Task set.
• 1. Answer these questions from the article on the Umbrella for Democratic Change:
(a) Which constituency did Robert Molefhabangwe represent in Parliament?
(b) Which party was expelled from the coalition?
(c) Which partners remain in the coalition?
• 2. Copy the article on the Umbrella for Democratic Change word for word from "Endowed with the" to "benefit of hindsight.".

Extract provided.
........

UDC is a castle built in the air -Molefhabangwe

By Ernest Moloi BG reporter
Monday, 12 November 2018
Robert Molefhabangwe Robert Molefhabangwe

“There are no political hermaphrodites”, says former two-time Member of Parliament for Gaborone West South, Robert Molefhabangwe, as he unravels the riddle of the collapsing Umbrella for Democratic Change (UDC).

Endowed with the gift of the gab and without doubt, one of the finest MPs that ever graced the hallowed halls of Botswana’s Parliament, Bob, has never been a fan of the opposition coalition (UDC) – as constituted in its current form. “It would have been by sheer and mere luck if this coalition had borne any positive fruits,” he said in a recent interview. And indeed, Bob has consistently argued against this coalition, perhaps taking comfort from the benefit of hindsight.

Just a fortnight ago, the Botswana Movement for Democracy (BMD), was expelled from the opposition coalition, UDC, following a prolonged topsy-turvy, relationship. The coalition now remains with three partners – Botswana National Front; Botswana Peoples Party (BPP) and Botswana Congress Party (BCP).

........

Dataset records.

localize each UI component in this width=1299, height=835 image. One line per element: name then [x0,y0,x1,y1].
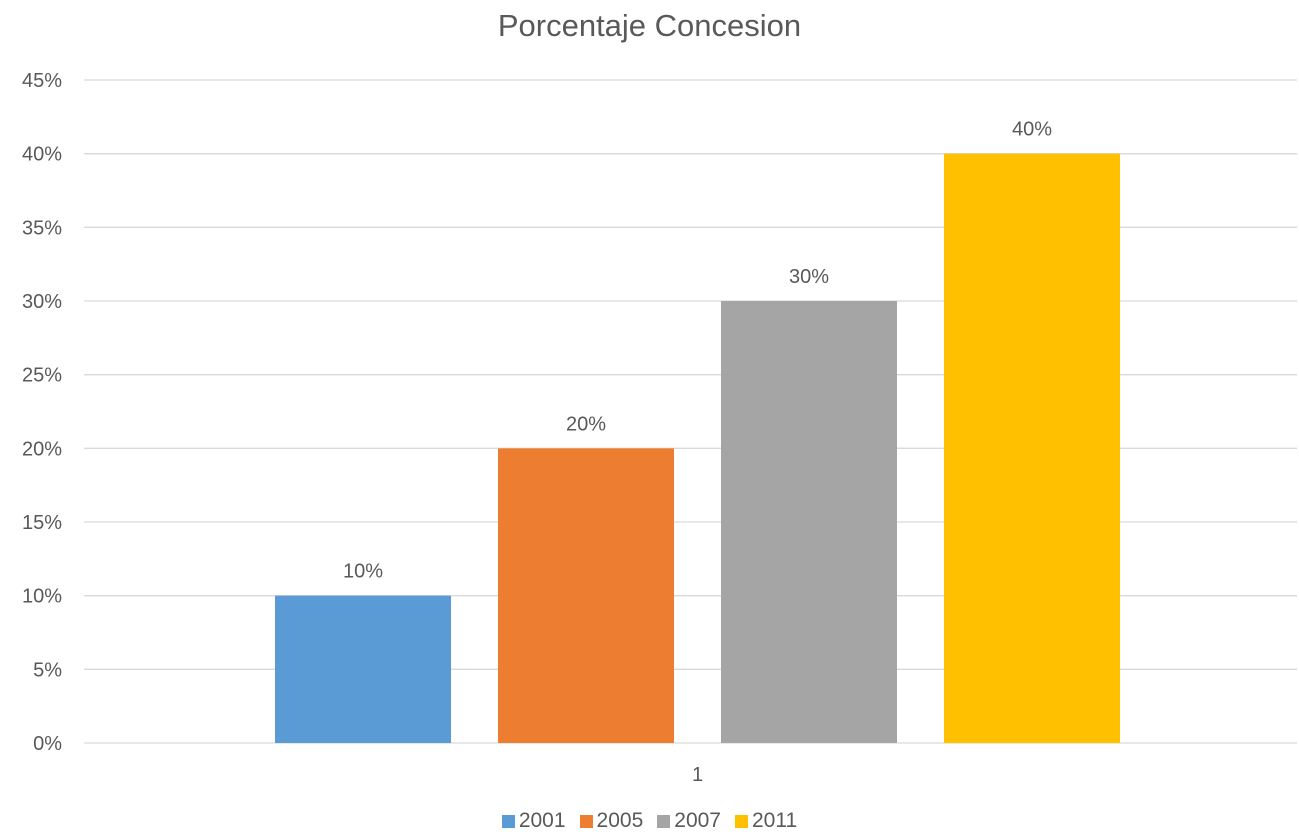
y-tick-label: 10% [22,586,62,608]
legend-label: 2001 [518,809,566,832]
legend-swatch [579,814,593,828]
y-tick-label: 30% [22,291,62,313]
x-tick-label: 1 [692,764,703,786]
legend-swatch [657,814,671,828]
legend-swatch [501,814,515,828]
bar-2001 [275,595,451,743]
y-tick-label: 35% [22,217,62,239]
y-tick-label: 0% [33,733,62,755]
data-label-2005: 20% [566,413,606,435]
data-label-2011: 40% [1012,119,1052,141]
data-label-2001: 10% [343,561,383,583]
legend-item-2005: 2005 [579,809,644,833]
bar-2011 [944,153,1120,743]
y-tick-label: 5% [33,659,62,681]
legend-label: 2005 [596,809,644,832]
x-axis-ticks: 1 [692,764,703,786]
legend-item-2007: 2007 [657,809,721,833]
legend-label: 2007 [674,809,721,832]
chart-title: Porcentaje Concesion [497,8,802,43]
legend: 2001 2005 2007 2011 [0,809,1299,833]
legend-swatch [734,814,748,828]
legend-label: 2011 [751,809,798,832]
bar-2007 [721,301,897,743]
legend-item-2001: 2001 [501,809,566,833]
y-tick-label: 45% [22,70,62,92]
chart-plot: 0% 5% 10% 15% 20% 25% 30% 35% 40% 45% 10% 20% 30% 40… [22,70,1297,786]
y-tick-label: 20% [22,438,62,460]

........

Responses for each task.
• 1.
(a) Gaborone West South
(b) The Botswana Movement for Democracy (BMD)
(c) The Botswana National Front, the Botswana Peoples Party (BPP) and the Botswana Congress Party (BCP)

• 2.
Endowed with the gift of the gab and without doubt, one of the finest MPs that ever graced the hallowed halls of Botswana’s Parliament, Bob, has never been a fan of the opposition coalition (UDC) – as constituted in its current form. “It would have been by sheer and mere luck if this coalition had borne any positive fruits,” he said in a recent interview. And indeed, Bob has consistently argued against this coalition, perhaps taking comfort from the benefit of hindsight.